STATED PROBLEM: Exactly as written, transcribe the lines that run from the one containing "Convert this screenshot" to the end of the records below.
• • • •
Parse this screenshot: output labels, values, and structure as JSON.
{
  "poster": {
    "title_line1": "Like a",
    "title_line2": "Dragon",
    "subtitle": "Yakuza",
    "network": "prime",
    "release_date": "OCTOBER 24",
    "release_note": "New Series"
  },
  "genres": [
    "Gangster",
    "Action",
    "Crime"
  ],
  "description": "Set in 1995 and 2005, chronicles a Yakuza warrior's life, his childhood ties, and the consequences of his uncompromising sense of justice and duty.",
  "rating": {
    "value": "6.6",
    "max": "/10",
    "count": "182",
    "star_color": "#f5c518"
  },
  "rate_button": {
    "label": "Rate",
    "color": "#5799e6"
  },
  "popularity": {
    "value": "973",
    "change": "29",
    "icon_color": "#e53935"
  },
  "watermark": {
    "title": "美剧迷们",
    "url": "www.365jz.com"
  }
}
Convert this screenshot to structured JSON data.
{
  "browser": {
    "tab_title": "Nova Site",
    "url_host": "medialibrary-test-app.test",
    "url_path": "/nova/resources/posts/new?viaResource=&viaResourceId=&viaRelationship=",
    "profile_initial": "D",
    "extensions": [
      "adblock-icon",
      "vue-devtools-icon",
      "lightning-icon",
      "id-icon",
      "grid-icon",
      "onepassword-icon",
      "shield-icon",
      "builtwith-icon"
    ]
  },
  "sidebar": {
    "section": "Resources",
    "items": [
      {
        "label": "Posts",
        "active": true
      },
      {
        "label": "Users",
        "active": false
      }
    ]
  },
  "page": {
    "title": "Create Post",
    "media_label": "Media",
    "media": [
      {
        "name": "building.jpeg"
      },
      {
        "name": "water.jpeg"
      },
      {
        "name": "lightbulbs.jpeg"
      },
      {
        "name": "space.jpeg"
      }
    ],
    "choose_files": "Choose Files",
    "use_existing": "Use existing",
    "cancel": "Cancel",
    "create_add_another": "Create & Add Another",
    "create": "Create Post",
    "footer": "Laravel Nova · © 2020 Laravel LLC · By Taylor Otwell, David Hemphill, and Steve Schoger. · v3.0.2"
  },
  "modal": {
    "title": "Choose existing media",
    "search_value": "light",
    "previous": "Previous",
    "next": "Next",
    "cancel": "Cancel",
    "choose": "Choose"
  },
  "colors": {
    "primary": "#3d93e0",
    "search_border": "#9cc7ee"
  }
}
• • • •
SOLUTION TO THE EXERCISE:
Convert this screenshot to structured JSON data.
{
  "browser": {
    "tab_title": "Nova Site",
    "url_host": "medialibrary-test-app.test",
    "url_path": "/nova/resources/posts/new?viaResource=&viaResourceId=&viaRelationship=",
    "profile_initial": "D",
    "extensions": [
      "adblock-icon",
      "vue-devtools-icon",
      "lightning-icon",
      "id-icon",
      "grid-icon",
      "onepassword-icon",
      "shield-icon",
      "builtwith-icon"
    ]
  },
  "sidebar": {
    "section": "Resources",
    "items": [
      {
        "label": "Posts",
        "active": true
      },
      {
        "label": "Users",
        "active": false
      }
    ]
  },
  "page": {
    "title": "Create Post",
    "media_label": "Media",
    "media": [
      {
        "name": "building.jpeg"
      },
      {
        "name": "water.jpeg"
      },
      {
        "name": "lightbulbs.jpeg"
      },
      {
        "name": "space.jpeg"
      }
    ],
    "choose_files": "Choose Files",
    "use_existing": "Use existing",
    "cancel": "Cancel",
    "create_add_another": "Create & Add Another",
    "create": "Create Post",
    "footer": "Laravel Nova · © 2020 Laravel LLC · By Taylor Otwell, David Hemphill, and Steve Schoger. · v3.0.2"
  },
  "modal": {
    "title": "Choose existing media",
    "search_value": "light",
    "previous": "Previous",
    "next": "Next",
    "cancel": "Cancel",
    "choose": "Choose"
  },
  "colors": {
    "primary": "#3d93e0",
    "search_border": "#9cc7ee"
  }
}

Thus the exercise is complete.